GIVEN EXERCISE: Your task is to output the data exactly as it stands.

GIVEN RECORDS:
>>>
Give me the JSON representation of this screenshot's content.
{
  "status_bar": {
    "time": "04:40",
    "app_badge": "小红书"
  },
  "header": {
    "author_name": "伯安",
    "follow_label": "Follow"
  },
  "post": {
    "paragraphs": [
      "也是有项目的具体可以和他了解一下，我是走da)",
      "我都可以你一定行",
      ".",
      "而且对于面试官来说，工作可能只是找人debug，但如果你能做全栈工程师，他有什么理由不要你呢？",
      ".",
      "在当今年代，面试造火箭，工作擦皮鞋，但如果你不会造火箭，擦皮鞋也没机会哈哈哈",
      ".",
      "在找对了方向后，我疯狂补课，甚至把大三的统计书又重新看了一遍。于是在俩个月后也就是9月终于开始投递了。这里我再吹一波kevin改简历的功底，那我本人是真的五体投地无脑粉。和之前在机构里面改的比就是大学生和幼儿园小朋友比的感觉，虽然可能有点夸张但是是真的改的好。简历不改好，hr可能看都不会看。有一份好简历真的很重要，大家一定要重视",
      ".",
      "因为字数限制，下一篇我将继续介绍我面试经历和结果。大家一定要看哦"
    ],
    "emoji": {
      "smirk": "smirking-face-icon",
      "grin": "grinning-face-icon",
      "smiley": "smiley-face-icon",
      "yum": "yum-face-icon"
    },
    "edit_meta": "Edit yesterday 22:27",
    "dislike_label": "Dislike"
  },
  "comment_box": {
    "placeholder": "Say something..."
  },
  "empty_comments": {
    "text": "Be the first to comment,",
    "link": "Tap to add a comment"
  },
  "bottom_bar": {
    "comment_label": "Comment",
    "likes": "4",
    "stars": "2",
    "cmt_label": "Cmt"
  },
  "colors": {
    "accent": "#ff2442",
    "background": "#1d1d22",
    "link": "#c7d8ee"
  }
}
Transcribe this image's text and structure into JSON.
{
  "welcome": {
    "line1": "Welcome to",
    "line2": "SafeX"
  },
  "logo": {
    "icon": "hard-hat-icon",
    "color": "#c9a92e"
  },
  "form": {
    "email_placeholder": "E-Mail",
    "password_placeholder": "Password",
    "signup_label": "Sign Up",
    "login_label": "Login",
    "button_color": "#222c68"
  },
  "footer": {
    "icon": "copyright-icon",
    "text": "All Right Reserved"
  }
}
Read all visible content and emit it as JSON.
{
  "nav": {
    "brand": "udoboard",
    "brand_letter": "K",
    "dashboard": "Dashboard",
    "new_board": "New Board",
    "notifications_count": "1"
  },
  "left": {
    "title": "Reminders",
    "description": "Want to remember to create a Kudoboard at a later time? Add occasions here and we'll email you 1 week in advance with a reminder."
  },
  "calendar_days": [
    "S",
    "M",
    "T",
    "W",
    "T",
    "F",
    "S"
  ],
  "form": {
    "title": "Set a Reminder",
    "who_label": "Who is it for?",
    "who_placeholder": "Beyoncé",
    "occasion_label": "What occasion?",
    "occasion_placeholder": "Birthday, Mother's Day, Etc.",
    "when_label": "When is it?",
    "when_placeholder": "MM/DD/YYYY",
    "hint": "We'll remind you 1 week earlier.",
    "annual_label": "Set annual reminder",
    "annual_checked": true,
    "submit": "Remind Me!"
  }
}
<<<
TASK ANSWER:
Give me the JSON representation of this screenshot's content.
{
  "status_bar": {
    "time": "04:40",
    "app_badge": "小红书"
  },
  "header": {
    "author_name": "伯安",
    "follow_label": "Follow"
  },
  "post": {
    "paragraphs": [
      "也是有项目的具体可以和他了解一下，我是走da)",
      "我都可以你一定行",
      ".",
      "而且对于面试官来说，工作可能只是找人debug，但如果你能做全栈工程师，他有什么理由不要你呢？",
      ".",
      "在当今年代，面试造火箭，工作擦皮鞋，但如果你不会造火箭，擦皮鞋也没机会哈哈哈",
      ".",
      "在找对了方向后，我疯狂补课，甚至把大三的统计书又重新看了一遍。于是在俩个月后也就是9月终于开始投递了。这里我再吹一波kevin改简历的功底，那我本人是真的五体投地无脑粉。和之前在机构里面改的比就是大学生和幼儿园小朋友比的感觉，虽然可能有点夸张但是是真的改的好。简历不改好，hr可能看都不会看。有一份好简历真的很重要，大家一定要重视",
      ".",
      "因为字数限制，下一篇我将继续介绍我面试经历和结果。大家一定要看哦"
    ],
    "emoji": {
      "smirk": "smirking-face-icon",
      "grin": "grinning-face-icon",
      "smiley": "smiley-face-icon",
      "yum": "yum-face-icon"
    },
    "edit_meta": "Edit yesterday 22:27",
    "dislike_label": "Dislike"
  },
  "comment_box": {
    "placeholder": "Say something..."
  },
  "empty_comments": {
    "text": "Be the first to comment,",
    "link": "Tap to add a comment"
  },
  "bottom_bar": {
    "comment_label": "Comment",
    "likes": "4",
    "stars": "2",
    "cmt_label": "Cmt"
  },
  "colors": {
    "accent": "#ff2442",
    "background": "#1d1d22",
    "link": "#c7d8ee"
  }
}
Transcribe this image's text and structure into JSON.
{
  "welcome": {
    "line1": "Welcome to",
    "line2": "SafeX"
  },
  "logo": {
    "icon": "hard-hat-icon",
    "color": "#c9a92e"
  },
  "form": {
    "email_placeholder": "E-Mail",
    "password_placeholder": "Password",
    "signup_label": "Sign Up",
    "login_label": "Login",
    "button_color": "#222c68"
  },
  "footer": {
    "icon": "copyright-icon",
    "text": "All Right Reserved"
  }
}
Read all visible content and emit it as JSON.
{
  "nav": {
    "brand": "udoboard",
    "brand_letter": "K",
    "dashboard": "Dashboard",
    "new_board": "New Board",
    "notifications_count": "1"
  },
  "left": {
    "title": "Reminders",
    "description": "Want to remember to create a Kudoboard at a later time? Add occasions here and we'll email you 1 week in advance with a reminder."
  },
  "calendar_days": [
    "S",
    "M",
    "T",
    "W",
    "T",
    "F",
    "S"
  ],
  "form": {
    "title": "Set a Reminder",
    "who_label": "Who is it for?",
    "who_placeholder": "Beyoncé",
    "occasion_label": "What occasion?",
    "occasion_placeholder": "Birthday, Mother's Day, Etc.",
    "when_label": "When is it?",
    "when_placeholder": "MM/DD/YYYY",
    "hint": "We'll remind you 1 week earlier.",
    "annual_label": "Set annual reminder",
    "annual_checked": true,
    "submit": "Remind Me!"
  }
}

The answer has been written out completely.